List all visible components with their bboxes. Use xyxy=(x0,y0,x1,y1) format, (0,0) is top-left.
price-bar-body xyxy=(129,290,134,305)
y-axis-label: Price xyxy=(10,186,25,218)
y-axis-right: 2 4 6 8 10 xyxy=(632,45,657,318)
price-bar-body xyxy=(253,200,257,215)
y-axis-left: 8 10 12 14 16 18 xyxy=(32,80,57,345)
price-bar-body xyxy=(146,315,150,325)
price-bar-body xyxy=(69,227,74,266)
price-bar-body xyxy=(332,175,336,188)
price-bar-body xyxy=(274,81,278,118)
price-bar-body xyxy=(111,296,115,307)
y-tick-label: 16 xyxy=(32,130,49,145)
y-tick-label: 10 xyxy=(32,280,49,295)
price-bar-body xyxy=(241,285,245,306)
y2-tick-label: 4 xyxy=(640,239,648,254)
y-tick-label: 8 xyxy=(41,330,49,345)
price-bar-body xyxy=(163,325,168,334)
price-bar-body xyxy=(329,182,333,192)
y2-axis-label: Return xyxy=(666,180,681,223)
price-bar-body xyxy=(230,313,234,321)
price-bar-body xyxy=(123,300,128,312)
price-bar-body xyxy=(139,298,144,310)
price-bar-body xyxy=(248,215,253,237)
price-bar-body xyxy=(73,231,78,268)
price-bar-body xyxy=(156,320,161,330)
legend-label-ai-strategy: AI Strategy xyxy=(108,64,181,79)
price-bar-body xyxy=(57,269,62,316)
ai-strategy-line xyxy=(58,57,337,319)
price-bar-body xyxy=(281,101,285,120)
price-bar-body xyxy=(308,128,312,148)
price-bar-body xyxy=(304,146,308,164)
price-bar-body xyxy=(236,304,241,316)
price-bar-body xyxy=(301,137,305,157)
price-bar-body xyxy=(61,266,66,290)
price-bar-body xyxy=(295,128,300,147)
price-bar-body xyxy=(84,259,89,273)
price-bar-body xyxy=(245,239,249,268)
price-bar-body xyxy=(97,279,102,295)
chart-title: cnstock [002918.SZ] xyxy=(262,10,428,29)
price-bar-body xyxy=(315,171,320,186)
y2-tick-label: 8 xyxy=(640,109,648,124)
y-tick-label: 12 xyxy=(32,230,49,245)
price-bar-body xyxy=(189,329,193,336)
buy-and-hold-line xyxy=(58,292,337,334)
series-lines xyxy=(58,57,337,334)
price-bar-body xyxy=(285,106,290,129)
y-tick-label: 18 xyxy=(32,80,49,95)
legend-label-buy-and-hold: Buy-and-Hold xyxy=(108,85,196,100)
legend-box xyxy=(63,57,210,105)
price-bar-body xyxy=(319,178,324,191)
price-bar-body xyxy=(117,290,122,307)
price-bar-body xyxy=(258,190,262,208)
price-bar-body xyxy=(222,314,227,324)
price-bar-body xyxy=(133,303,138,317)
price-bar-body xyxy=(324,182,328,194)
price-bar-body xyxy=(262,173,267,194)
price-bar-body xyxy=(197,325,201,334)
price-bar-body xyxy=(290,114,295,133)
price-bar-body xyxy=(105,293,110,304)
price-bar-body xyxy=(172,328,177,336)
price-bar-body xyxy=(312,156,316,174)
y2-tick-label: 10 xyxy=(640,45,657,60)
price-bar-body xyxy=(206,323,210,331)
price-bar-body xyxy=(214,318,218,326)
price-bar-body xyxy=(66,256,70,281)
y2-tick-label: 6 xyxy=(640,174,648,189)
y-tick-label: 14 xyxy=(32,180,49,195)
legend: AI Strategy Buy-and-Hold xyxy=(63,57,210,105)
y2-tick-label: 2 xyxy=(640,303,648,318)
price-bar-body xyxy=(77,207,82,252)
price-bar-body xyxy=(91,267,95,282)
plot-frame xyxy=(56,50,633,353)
^^^^
TO DO:
From the entries above, keep only the lines that contain the string "left", and copy each one unchanged.

TASK SOLUTION:
List all visible components with their bboxes. Use xyxy=(x0,y0,x1,y1) format, (0,0) is top-left.
y-axis-left: 8 10 12 14 16 18 xyxy=(32,80,57,345)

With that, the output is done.